TASK DIRECTIONS: Scan the material for the word "EB测试系统软件", and copy each line where it shows up.

PROVIDED INFORMATION:
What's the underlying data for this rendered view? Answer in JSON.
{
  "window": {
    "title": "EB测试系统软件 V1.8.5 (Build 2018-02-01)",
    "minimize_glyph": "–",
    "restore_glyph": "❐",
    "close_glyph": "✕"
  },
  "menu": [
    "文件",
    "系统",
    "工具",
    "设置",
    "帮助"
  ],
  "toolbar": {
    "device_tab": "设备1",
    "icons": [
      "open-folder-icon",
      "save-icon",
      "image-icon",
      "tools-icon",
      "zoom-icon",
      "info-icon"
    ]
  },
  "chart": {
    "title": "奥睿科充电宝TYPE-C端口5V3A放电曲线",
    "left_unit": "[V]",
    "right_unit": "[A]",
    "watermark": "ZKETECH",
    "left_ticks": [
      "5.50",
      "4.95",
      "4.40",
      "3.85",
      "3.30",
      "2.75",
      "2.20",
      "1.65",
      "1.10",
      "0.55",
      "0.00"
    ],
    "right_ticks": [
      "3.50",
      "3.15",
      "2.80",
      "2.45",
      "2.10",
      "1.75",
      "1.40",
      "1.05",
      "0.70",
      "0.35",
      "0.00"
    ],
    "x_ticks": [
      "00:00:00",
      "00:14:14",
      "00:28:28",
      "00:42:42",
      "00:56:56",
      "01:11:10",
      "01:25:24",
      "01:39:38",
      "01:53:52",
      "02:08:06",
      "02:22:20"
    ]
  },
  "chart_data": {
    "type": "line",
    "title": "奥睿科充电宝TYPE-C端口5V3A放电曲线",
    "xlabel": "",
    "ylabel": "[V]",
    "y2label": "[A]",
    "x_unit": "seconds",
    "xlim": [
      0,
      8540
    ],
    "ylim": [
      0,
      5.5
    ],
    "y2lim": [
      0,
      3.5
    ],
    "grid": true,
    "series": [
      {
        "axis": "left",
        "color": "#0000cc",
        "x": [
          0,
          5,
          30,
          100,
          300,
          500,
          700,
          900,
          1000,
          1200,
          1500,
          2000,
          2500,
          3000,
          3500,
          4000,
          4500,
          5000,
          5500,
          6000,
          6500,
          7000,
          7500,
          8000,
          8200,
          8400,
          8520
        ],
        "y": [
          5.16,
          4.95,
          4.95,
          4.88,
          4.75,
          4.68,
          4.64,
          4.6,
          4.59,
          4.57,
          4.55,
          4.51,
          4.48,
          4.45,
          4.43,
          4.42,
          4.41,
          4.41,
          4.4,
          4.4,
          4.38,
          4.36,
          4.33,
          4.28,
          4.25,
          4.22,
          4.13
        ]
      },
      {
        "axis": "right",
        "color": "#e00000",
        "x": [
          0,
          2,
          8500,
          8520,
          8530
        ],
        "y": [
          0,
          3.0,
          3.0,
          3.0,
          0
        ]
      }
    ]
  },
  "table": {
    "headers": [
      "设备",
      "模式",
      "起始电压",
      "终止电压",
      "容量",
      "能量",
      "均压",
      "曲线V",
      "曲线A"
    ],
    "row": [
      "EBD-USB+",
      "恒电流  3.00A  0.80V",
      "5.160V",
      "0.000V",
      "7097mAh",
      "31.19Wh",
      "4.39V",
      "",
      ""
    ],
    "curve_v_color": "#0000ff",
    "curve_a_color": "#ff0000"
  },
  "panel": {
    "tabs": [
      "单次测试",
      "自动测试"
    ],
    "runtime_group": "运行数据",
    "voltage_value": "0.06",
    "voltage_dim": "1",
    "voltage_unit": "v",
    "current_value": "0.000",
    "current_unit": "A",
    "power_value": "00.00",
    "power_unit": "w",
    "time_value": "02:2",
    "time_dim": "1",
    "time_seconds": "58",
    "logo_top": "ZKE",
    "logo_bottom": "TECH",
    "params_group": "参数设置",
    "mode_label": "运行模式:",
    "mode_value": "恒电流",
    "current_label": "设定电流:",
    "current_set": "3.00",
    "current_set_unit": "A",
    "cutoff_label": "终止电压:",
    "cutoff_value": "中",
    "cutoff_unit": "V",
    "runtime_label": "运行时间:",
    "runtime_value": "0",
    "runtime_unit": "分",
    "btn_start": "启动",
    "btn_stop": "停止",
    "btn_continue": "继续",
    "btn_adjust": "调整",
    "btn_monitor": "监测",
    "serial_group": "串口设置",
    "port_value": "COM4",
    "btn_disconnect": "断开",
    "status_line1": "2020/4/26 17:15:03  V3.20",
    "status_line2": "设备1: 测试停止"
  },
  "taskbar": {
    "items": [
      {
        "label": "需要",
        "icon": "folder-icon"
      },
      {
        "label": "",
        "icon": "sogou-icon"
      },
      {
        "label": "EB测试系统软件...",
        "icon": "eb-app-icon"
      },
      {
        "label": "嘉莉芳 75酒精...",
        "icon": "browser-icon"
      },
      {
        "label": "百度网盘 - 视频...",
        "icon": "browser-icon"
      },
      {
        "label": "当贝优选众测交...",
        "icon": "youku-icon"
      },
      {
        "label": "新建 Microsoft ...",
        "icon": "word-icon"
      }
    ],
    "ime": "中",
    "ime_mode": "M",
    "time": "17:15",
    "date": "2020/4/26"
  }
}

THE SOLUTION:
    "title": "EB测试系统软件 V1.8.5 (Build 2018-02-01)",
        "label": "EB测试系统软件...",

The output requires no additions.